--- BEGIN THE RECORDS ---
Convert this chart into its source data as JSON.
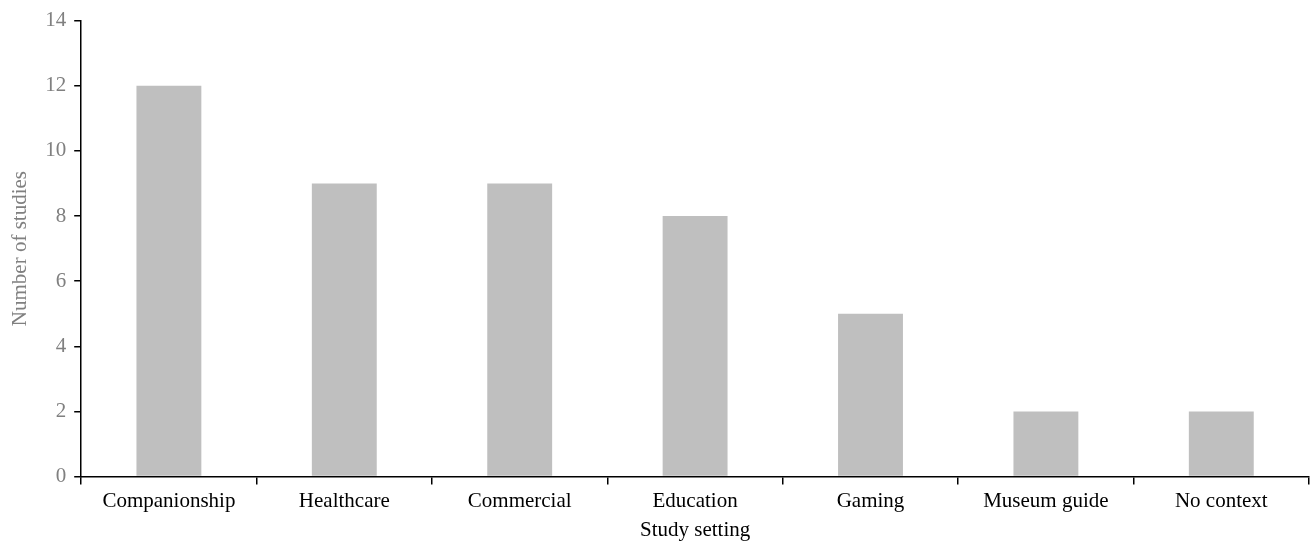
{
  "chart_data": {
    "type": "bar",
    "xlabel": "Study setting",
    "ylabel": "Number of studies",
    "categories": [
      "Companionship",
      "Healthcare",
      "Commercial",
      "Education",
      "Gaming",
      "Museum guide",
      "No context"
    ],
    "values": [
      12,
      9,
      9,
      8,
      5,
      2,
      2
    ],
    "color": "#bfbfbf",
    "ylim": [
      0,
      14
    ],
    "yticks": [
      0,
      2,
      4,
      6,
      8,
      10,
      12,
      14
    ],
    "grid": false,
    "legend": false
  }
}
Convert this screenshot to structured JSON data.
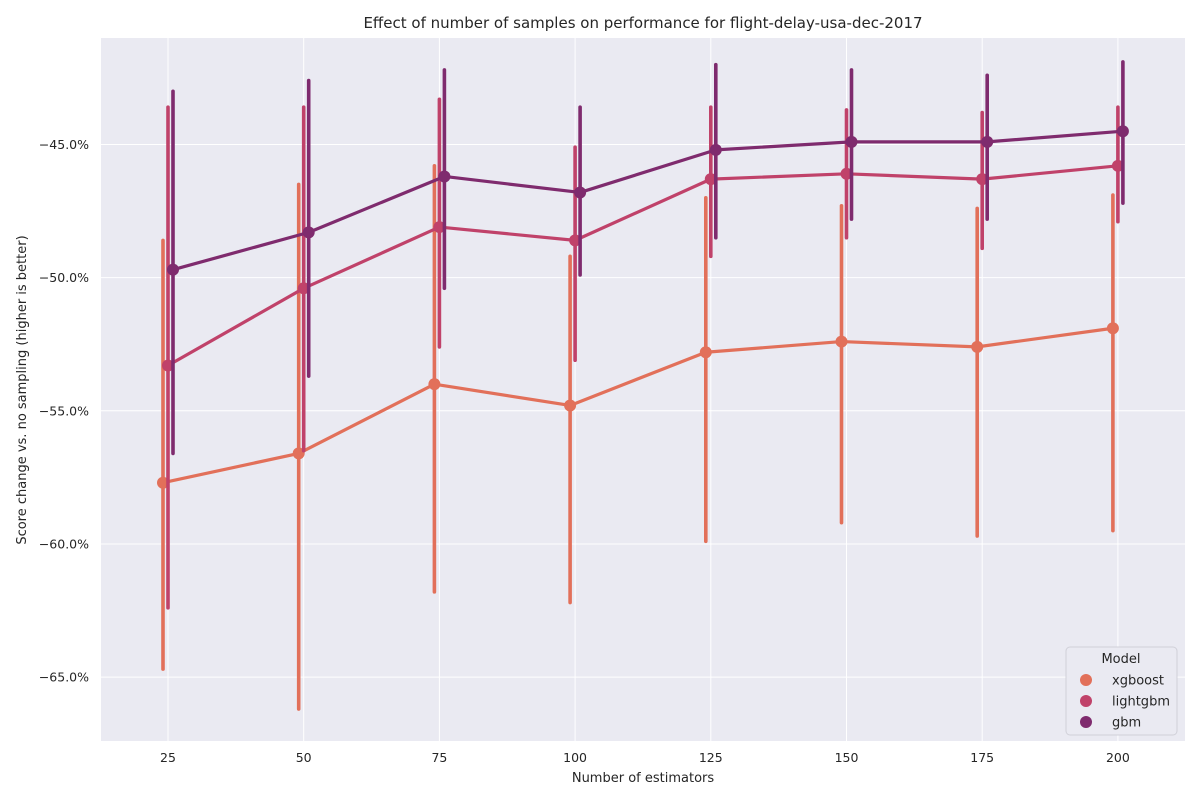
{
  "chart_data": {
    "type": "line",
    "title": "Effect of number of samples on performance for flight-delay-usa-dec-2017",
    "xlabel": "Number of estimators",
    "ylabel": "Score change vs. no sampling (higher is better)",
    "categories": [
      "25",
      "50",
      "75",
      "100",
      "125",
      "150",
      "175",
      "200"
    ],
    "y_ticks": [
      -45,
      -50,
      -55,
      -60,
      -65
    ],
    "y_tick_labels": [
      "−45.0%",
      "−50.0%",
      "−55.0%",
      "−60.0%",
      "−65.0%"
    ],
    "ylim": [
      -67.4,
      -41.0
    ],
    "grid": true,
    "legend": {
      "title": "Model",
      "placement": "lower-right"
    },
    "series": [
      {
        "name": "xgboost",
        "color": "#e2705a",
        "values": [
          -57.7,
          -56.6,
          -54.0,
          -54.8,
          -52.8,
          -52.4,
          -52.6,
          -51.9
        ],
        "ci_low": [
          -64.7,
          -66.2,
          -61.8,
          -62.2,
          -59.9,
          -59.2,
          -59.7,
          -59.5
        ],
        "ci_high": [
          -48.6,
          -46.5,
          -45.8,
          -49.2,
          -47.0,
          -47.3,
          -47.4,
          -46.9
        ]
      },
      {
        "name": "lightgbm",
        "color": "#c0426a",
        "values": [
          -53.3,
          -50.4,
          -48.1,
          -48.6,
          -46.3,
          -46.1,
          -46.3,
          -45.8
        ],
        "ci_low": [
          -62.4,
          -56.5,
          -52.6,
          -53.1,
          -49.2,
          -48.5,
          -48.9,
          -47.9
        ],
        "ci_high": [
          -43.6,
          -43.6,
          -43.3,
          -45.1,
          -43.6,
          -43.7,
          -43.8,
          -43.6
        ]
      },
      {
        "name": "gbm",
        "color": "#7f2b6e",
        "values": [
          -49.7,
          -48.3,
          -46.2,
          -46.8,
          -45.2,
          -44.9,
          -44.9,
          -44.5
        ],
        "ci_low": [
          -56.6,
          -53.7,
          -50.4,
          -49.9,
          -48.5,
          -47.8,
          -47.8,
          -47.2
        ],
        "ci_high": [
          -43.0,
          -42.6,
          -42.2,
          -43.6,
          -42.0,
          -42.2,
          -42.4,
          -41.9
        ]
      }
    ]
  }
}
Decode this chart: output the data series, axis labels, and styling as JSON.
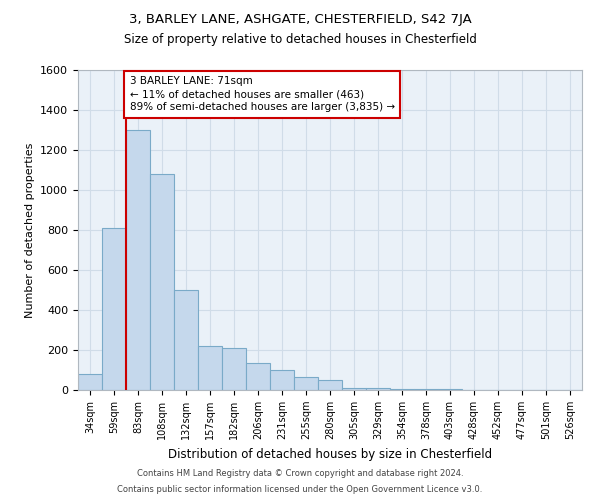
{
  "title": "3, BARLEY LANE, ASHGATE, CHESTERFIELD, S42 7JA",
  "subtitle": "Size of property relative to detached houses in Chesterfield",
  "xlabel": "Distribution of detached houses by size in Chesterfield",
  "ylabel": "Number of detached properties",
  "bar_labels": [
    "34sqm",
    "59sqm",
    "83sqm",
    "108sqm",
    "132sqm",
    "157sqm",
    "182sqm",
    "206sqm",
    "231sqm",
    "255sqm",
    "280sqm",
    "305sqm",
    "329sqm",
    "354sqm",
    "378sqm",
    "403sqm",
    "428sqm",
    "452sqm",
    "477sqm",
    "501sqm",
    "526sqm"
  ],
  "bar_values": [
    80,
    810,
    1300,
    1080,
    500,
    220,
    210,
    135,
    100,
    65,
    50,
    10,
    10,
    5,
    5,
    3,
    2,
    1,
    1,
    1,
    1
  ],
  "bar_color": "#c5d8ec",
  "bar_edge_color": "#7aaac8",
  "annotation_text_lines": [
    "3 BARLEY LANE: 71sqm",
    "← 11% of detached houses are smaller (463)",
    "89% of semi-detached houses are larger (3,835) →"
  ],
  "annotation_box_color": "#ffffff",
  "annotation_box_edge_color": "#cc0000",
  "vline_color": "#cc0000",
  "vline_x_index": 1.5,
  "ylim": [
    0,
    1600
  ],
  "yticks": [
    0,
    200,
    400,
    600,
    800,
    1000,
    1200,
    1400,
    1600
  ],
  "grid_color": "#d0dce8",
  "background_color": "#eaf1f8",
  "footer_line1": "Contains HM Land Registry data © Crown copyright and database right 2024.",
  "footer_line2": "Contains public sector information licensed under the Open Government Licence v3.0."
}
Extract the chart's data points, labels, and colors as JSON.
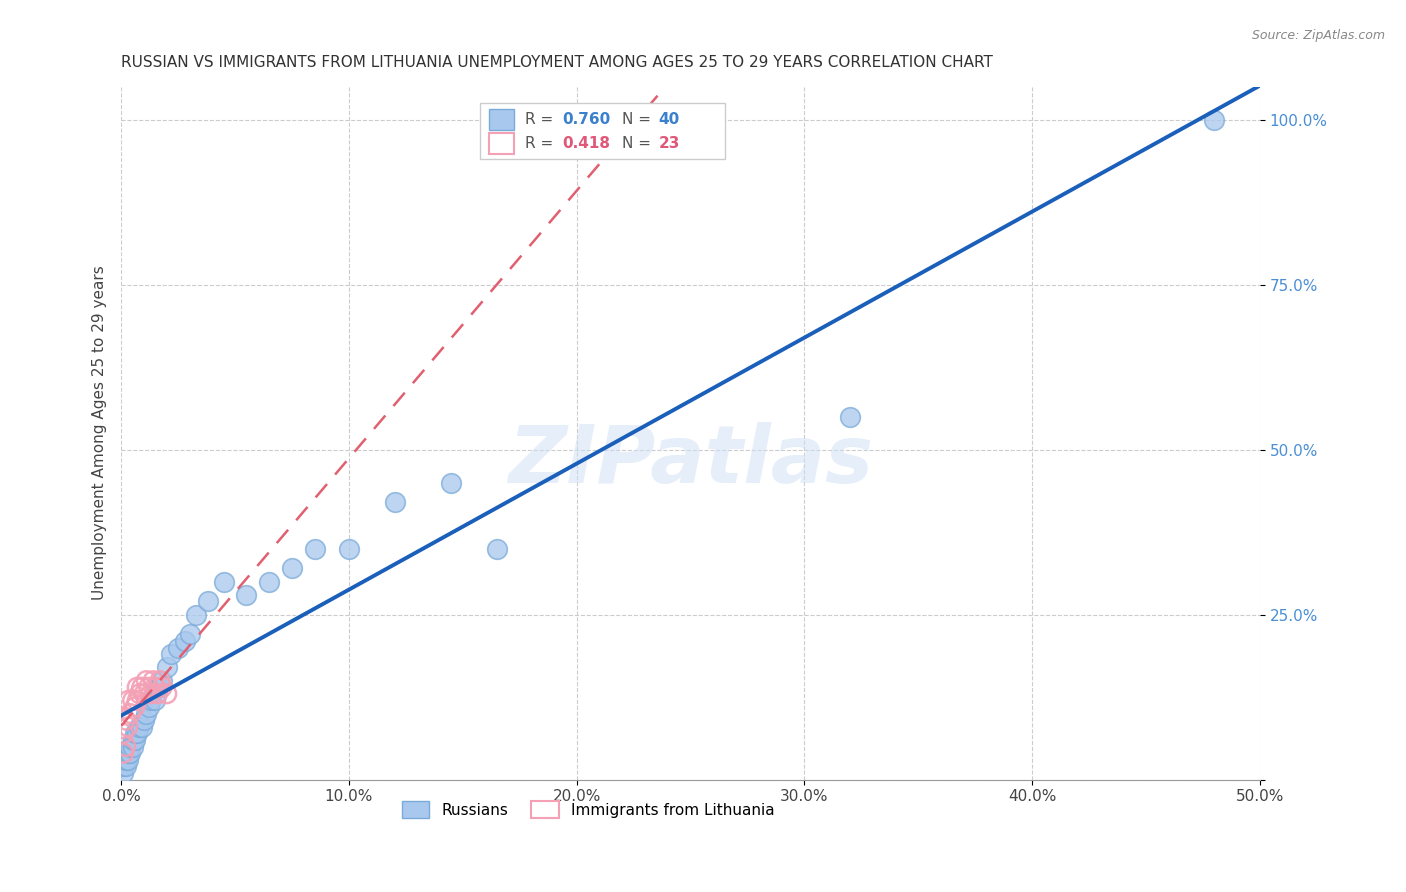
{
  "title": "RUSSIAN VS IMMIGRANTS FROM LITHUANIA UNEMPLOYMENT AMONG AGES 25 TO 29 YEARS CORRELATION CHART",
  "source": "Source: ZipAtlas.com",
  "ylabel": "Unemployment Among Ages 25 to 29 years",
  "xlim": [
    0.0,
    0.5
  ],
  "ylim": [
    0.0,
    1.05
  ],
  "xticks": [
    0.0,
    0.1,
    0.2,
    0.3,
    0.4,
    0.5
  ],
  "xtick_labels": [
    "0.0%",
    "10.0%",
    "20.0%",
    "30.0%",
    "40.0%",
    "50.0%"
  ],
  "ytick_positions": [
    0.0,
    0.25,
    0.5,
    0.75,
    1.0
  ],
  "ytick_labels": [
    "",
    "25.0%",
    "50.0%",
    "75.0%",
    "100.0%"
  ],
  "r_russian": "0.760",
  "n_russian": "40",
  "r_lithuania": "0.418",
  "n_lithuania": "23",
  "russian_color": "#a8c8ee",
  "russia_edge_color": "#7aaad8",
  "lithuania_color": "#f4a0b5",
  "trendline_russian_color": "#1a5fba",
  "trendline_lithuania_color": "#e06070",
  "watermark": "ZIPatlas",
  "russians_x": [
    0.001,
    0.001,
    0.002,
    0.002,
    0.003,
    0.003,
    0.004,
    0.004,
    0.005,
    0.005,
    0.006,
    0.006,
    0.007,
    0.008,
    0.009,
    0.01,
    0.011,
    0.012,
    0.013,
    0.015,
    0.016,
    0.018,
    0.02,
    0.022,
    0.025,
    0.028,
    0.03,
    0.033,
    0.038,
    0.045,
    0.055,
    0.065,
    0.075,
    0.085,
    0.1,
    0.12,
    0.145,
    0.165,
    0.32,
    0.48
  ],
  "russians_y": [
    0.01,
    0.02,
    0.02,
    0.03,
    0.03,
    0.04,
    0.04,
    0.05,
    0.05,
    0.06,
    0.06,
    0.07,
    0.07,
    0.08,
    0.08,
    0.09,
    0.1,
    0.11,
    0.12,
    0.12,
    0.14,
    0.15,
    0.17,
    0.19,
    0.2,
    0.21,
    0.22,
    0.25,
    0.27,
    0.3,
    0.28,
    0.3,
    0.32,
    0.35,
    0.35,
    0.42,
    0.45,
    0.35,
    0.55,
    1.0
  ],
  "lithuania_x": [
    0.001,
    0.001,
    0.002,
    0.002,
    0.003,
    0.003,
    0.004,
    0.005,
    0.006,
    0.007,
    0.007,
    0.008,
    0.009,
    0.01,
    0.011,
    0.012,
    0.013,
    0.014,
    0.015,
    0.016,
    0.017,
    0.018,
    0.02
  ],
  "lithuania_y": [
    0.04,
    0.07,
    0.05,
    0.09,
    0.08,
    0.12,
    0.1,
    0.12,
    0.11,
    0.12,
    0.14,
    0.13,
    0.14,
    0.13,
    0.15,
    0.14,
    0.13,
    0.15,
    0.14,
    0.13,
    0.15,
    0.14,
    0.13
  ]
}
--- END THE RECORDS ---
REQUIRED TASK =>
Using the data above, write out every line exactly, leaving the images behind.

FULL RESPONSE =>
Convert this chart into its source data as JSON.
{
  "chart_data": {
    "type": "bar",
    "xlabel": "Study setting",
    "ylabel": "Number of studies",
    "categories": [
      "Companionship",
      "Healthcare",
      "Commercial",
      "Education",
      "Gaming",
      "Museum guide",
      "No context"
    ],
    "values": [
      12,
      9,
      9,
      8,
      5,
      2,
      2
    ],
    "color": "#bfbfbf",
    "ylim": [
      0,
      14
    ],
    "yticks": [
      0,
      2,
      4,
      6,
      8,
      10,
      12,
      14
    ],
    "grid": false,
    "legend": false
  }
}
Convert this screenshot to structured JSON data.
{
  "chart_data": {
    "type": "line",
    "title": "Effect of number of samples on performance for flight-delay-usa-dec-2017",
    "xlabel": "Number of estimators",
    "ylabel": "Score change vs. no sampling (higher is better)",
    "categories": [
      "25",
      "50",
      "75",
      "100",
      "125",
      "150",
      "175",
      "200"
    ],
    "y_ticks": [
      -45,
      -50,
      -55,
      -60,
      -65
    ],
    "y_tick_labels": [
      "−45.0%",
      "−50.0%",
      "−55.0%",
      "−60.0%",
      "−65.0%"
    ],
    "ylim": [
      -67.4,
      -41.0
    ],
    "grid": true,
    "legend": {
      "title": "Model",
      "placement": "lower-right"
    },
    "series": [
      {
        "name": "xgboost",
        "color": "#e2705a",
        "values": [
          -57.7,
          -56.6,
          -54.0,
          -54.8,
          -52.8,
          -52.4,
          -52.6,
          -51.9
        ],
        "ci_low": [
          -64.7,
          -66.2,
          -61.8,
          -62.2,
          -59.9,
          -59.2,
          -59.7,
          -59.5
        ],
        "ci_high": [
          -48.6,
          -46.5,
          -45.8,
          -49.2,
          -47.0,
          -47.3,
          -47.4,
          -46.9
        ]
      },
      {
        "name": "lightgbm",
        "color": "#c0426a",
        "values": [
          -53.3,
          -50.4,
          -48.1,
          -48.6,
          -46.3,
          -46.1,
          -46.3,
          -45.8
        ],
        "ci_low": [
          -62.4,
          -56.5,
          -52.6,
          -53.1,
          -49.2,
          -48.5,
          -48.9,
          -47.9
        ],
        "ci_high": [
          -43.6,
          -43.6,
          -43.3,
          -45.1,
          -43.6,
          -43.7,
          -43.8,
          -43.6
        ]
      },
      {
        "name": "gbm",
        "color": "#7f2b6e",
        "values": [
          -49.7,
          -48.3,
          -46.2,
          -46.8,
          -45.2,
          -44.9,
          -44.9,
          -44.5
        ],
        "ci_low": [
          -56.6,
          -53.7,
          -50.4,
          -49.9,
          -48.5,
          -47.8,
          -47.8,
          -47.2
        ],
        "ci_high": [
          -43.0,
          -42.6,
          -42.2,
          -43.6,
          -42.0,
          -42.2,
          -42.4,
          -41.9
        ]
      }
    ]
  }
}
Decode this chart: output the data series, axis labels, and styling as JSON.
{
  "title": "3, BARLEY LANE, ASHGATE, CHESTERFIELD, S42 7JA",
  "subtitle": "Size of property relative to detached houses in Chesterfield",
  "xlabel": "Distribution of detached houses by size in Chesterfield",
  "ylabel": "Number of detached properties",
  "bar_labels": [
    "34sqm",
    "59sqm",
    "83sqm",
    "108sqm",
    "132sqm",
    "157sqm",
    "182sqm",
    "206sqm",
    "231sqm",
    "255sqm",
    "280sqm",
    "305sqm",
    "329sqm",
    "354sqm",
    "378sqm",
    "403sqm",
    "428sqm",
    "452sqm",
    "477sqm",
    "501sqm",
    "526sqm"
  ],
  "bar_values": [
    80,
    810,
    1300,
    1080,
    500,
    220,
    210,
    135,
    100,
    65,
    50,
    10,
    10,
    5,
    5,
    3,
    2,
    1,
    1,
    1,
    1
  ],
  "bar_color": "#c5d8ec",
  "bar_edge_color": "#7aaac8",
  "annotation_text_lines": [
    "3 BARLEY LANE: 71sqm",
    "← 11% of detached houses are smaller (463)",
    "89% of semi-detached houses are larger (3,835) →"
  ],
  "annotation_box_color": "#ffffff",
  "annotation_box_edge_color": "#cc0000",
  "vline_color": "#cc0000",
  "vline_x_index": 1.5,
  "ylim": [
    0,
    1600
  ],
  "yticks": [
    0,
    200,
    400,
    600,
    800,
    1000,
    1200,
    1400,
    1600
  ],
  "grid_color": "#d0dce8",
  "background_color": "#eaf1f8",
  "footer_line1": "Contains HM Land Registry data © Crown copyright and database right 2024.",
  "footer_line2": "Contains public sector information licensed under the Open Government Licence v3.0."
}
Extract the chart's data points, labels, and colors as JSON.
{
  "title": "RUSSIAN VS IMMIGRANTS FROM LITHUANIA UNEMPLOYMENT AMONG AGES 25 TO 29 YEARS CORRELATION CHART",
  "source": "Source: ZipAtlas.com",
  "ylabel": "Unemployment Among Ages 25 to 29 years",
  "xlim": [
    0.0,
    0.5
  ],
  "ylim": [
    0.0,
    1.05
  ],
  "xticks": [
    0.0,
    0.1,
    0.2,
    0.3,
    0.4,
    0.5
  ],
  "xtick_labels": [
    "0.0%",
    "10.0%",
    "20.0%",
    "30.0%",
    "40.0%",
    "50.0%"
  ],
  "ytick_positions": [
    0.0,
    0.25,
    0.5,
    0.75,
    1.0
  ],
  "ytick_labels": [
    "",
    "25.0%",
    "50.0%",
    "75.0%",
    "100.0%"
  ],
  "r_russian": "0.760",
  "n_russian": "40",
  "r_lithuania": "0.418",
  "n_lithuania": "23",
  "russian_color": "#a8c8ee",
  "russia_edge_color": "#7aaad8",
  "lithuania_color": "#f4a0b5",
  "trendline_russian_color": "#1a5fba",
  "trendline_lithuania_color": "#e06070",
  "watermark": "ZIPatlas",
  "russians_x": [
    0.001,
    0.001,
    0.002,
    0.002,
    0.003,
    0.003,
    0.004,
    0.004,
    0.005,
    0.005,
    0.006,
    0.006,
    0.007,
    0.008,
    0.009,
    0.01,
    0.011,
    0.012,
    0.013,
    0.015,
    0.016,
    0.018,
    0.02,
    0.022,
    0.025,
    0.028,
    0.03,
    0.033,
    0.038,
    0.045,
    0.055,
    0.065,
    0.075,
    0.085,
    0.1,
    0.12,
    0.145,
    0.165,
    0.32,
    0.48
  ],
  "russians_y": [
    0.01,
    0.02,
    0.02,
    0.03,
    0.03,
    0.04,
    0.04,
    0.05,
    0.05,
    0.06,
    0.06,
    0.07,
    0.07,
    0.08,
    0.08,
    0.09,
    0.1,
    0.11,
    0.12,
    0.12,
    0.14,
    0.15,
    0.17,
    0.19,
    0.2,
    0.21,
    0.22,
    0.25,
    0.27,
    0.3,
    0.28,
    0.3,
    0.32,
    0.35,
    0.35,
    0.42,
    0.45,
    0.35,
    0.55,
    1.0
  ],
  "lithuania_x": [
    0.001,
    0.001,
    0.002,
    0.002,
    0.003,
    0.003,
    0.004,
    0.005,
    0.006,
    0.007,
    0.007,
    0.008,
    0.009,
    0.01,
    0.011,
    0.012,
    0.013,
    0.014,
    0.015,
    0.016,
    0.017,
    0.018,
    0.02
  ],
  "lithuania_y": [
    0.04,
    0.07,
    0.05,
    0.09,
    0.08,
    0.12,
    0.1,
    0.12,
    0.11,
    0.12,
    0.14,
    0.13,
    0.14,
    0.13,
    0.15,
    0.14,
    0.13,
    0.15,
    0.14,
    0.13,
    0.15,
    0.14,
    0.13
  ]
}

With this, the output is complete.